- _INSTRUCTIONS TO FOLLOW_
The data below should be restated word for word, with every picture omitted.

** Start of TASK MATERIAL **

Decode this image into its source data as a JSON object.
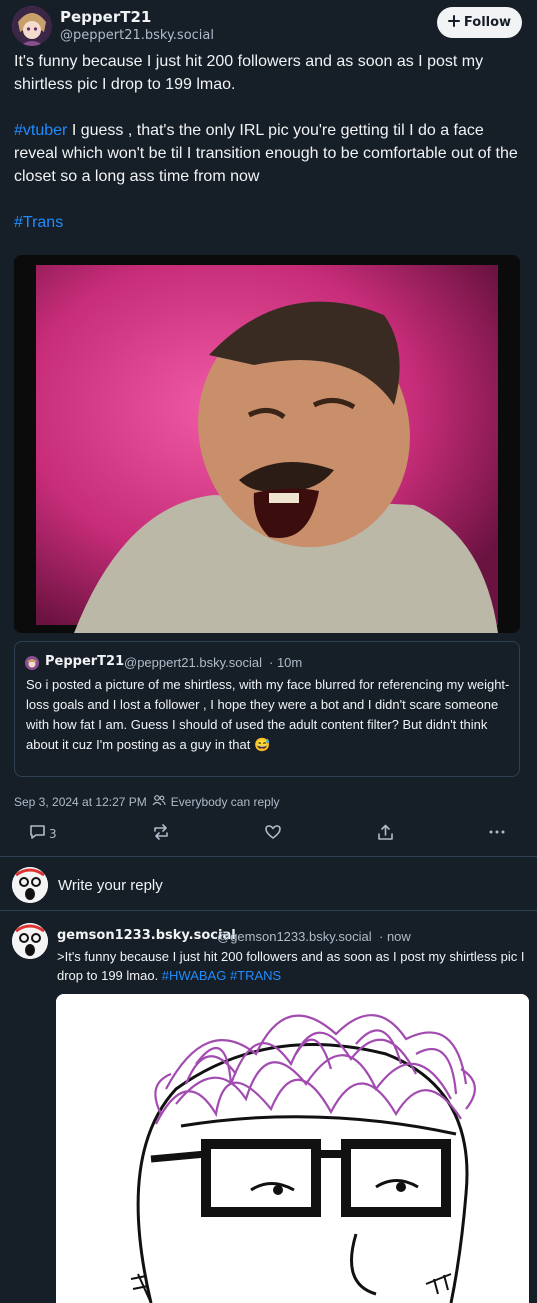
{
  "post": {
    "author_name": "PepperT21",
    "author_handle": "@peppert21.bsky.social",
    "follow_label": "Follow",
    "text_line1": "It's funny because I just hit 200 followers and as soon as I post my shirtless pic I drop to 199 lmao.",
    "tag_vtuber": "#vtuber",
    "text_line2": " I guess , that's the only IRL pic you're getting til I do a face reveal which won't be til I transition enough to be comfortable out of the closet so a long ass time from now",
    "tag_trans": "#Trans",
    "timestamp": "Sep 3, 2024 at 12:27 PM",
    "visibility": "Everybody can reply",
    "reply_count": "3"
  },
  "quote": {
    "author_name": "PepperT21",
    "author_handle": "@peppert21.bsky.social",
    "time": "· 10m",
    "text": "So i posted a picture of me shirtless,  with my face blurred for referencing my weight-loss goals and I lost a follower , I hope they were a bot and I didn't scare someone with how fat I am. Guess I should of used the adult content filter? But didn't think about it cuz I'm posting as a guy in that 😅"
  },
  "composer": {
    "placeholder": "Write your reply"
  },
  "reply": {
    "author_name": "gemson1233.bsky.social",
    "author_handle": "@gemson1233.bsky.social",
    "time": "· now",
    "text": ">It's funny because I just hit 200 followers and as soon as I post my shirtless pic I drop to 199 lmao. ",
    "tag_hwabag": " #HWABAG",
    "tag_trans": " #TRANS"
  },
  "colors": {
    "background": "#161e27",
    "link": "#208bfe",
    "border": "#2e4052",
    "muted": "#aebbc9"
  },
  "icons": [
    "plus-icon",
    "reply-icon",
    "repost-icon",
    "like-icon",
    "share-icon",
    "more-icon",
    "people-icon",
    "laughing-emoji"
  ]
}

** End of TASK MATERIAL **

- _RESULT FOR THIS EXERCISE_
Decode this image into its source data as a JSON object.
{
  "post": {
    "author_name": "PepperT21",
    "author_handle": "@peppert21.bsky.social",
    "follow_label": "Follow",
    "text_line1": "It's funny because I just hit 200 followers and as soon as I post my shirtless pic I drop to 199 lmao.",
    "tag_vtuber": "#vtuber",
    "text_line2": " I guess , that's the only IRL pic you're getting til I do a face reveal which won't be til I transition enough to be comfortable out of the closet so a long ass time from now",
    "tag_trans": "#Trans",
    "timestamp": "Sep 3, 2024 at 12:27 PM",
    "visibility": "Everybody can reply",
    "reply_count": "3"
  },
  "quote": {
    "author_name": "PepperT21",
    "author_handle": "@peppert21.bsky.social",
    "time": "· 10m",
    "text": "So i posted a picture of me shirtless,  with my face blurred for referencing my weight-loss goals and I lost a follower , I hope they were a bot and I didn't scare someone with how fat I am. Guess I should of used the adult content filter? But didn't think about it cuz I'm posting as a guy in that 😅"
  },
  "composer": {
    "placeholder": "Write your reply"
  },
  "reply": {
    "author_name": "gemson1233.bsky.social",
    "author_handle": "@gemson1233.bsky.social",
    "time": "· now",
    "text": ">It's funny because I just hit 200 followers and as soon as I post my shirtless pic I drop to 199 lmao. ",
    "tag_hwabag": " #HWABAG",
    "tag_trans": " #TRANS"
  },
  "colors": {
    "background": "#161e27",
    "link": "#208bfe",
    "border": "#2e4052",
    "muted": "#aebbc9"
  },
  "icons": [
    "plus-icon",
    "reply-icon",
    "repost-icon",
    "like-icon",
    "share-icon",
    "more-icon",
    "people-icon",
    "laughing-emoji"
  ]
}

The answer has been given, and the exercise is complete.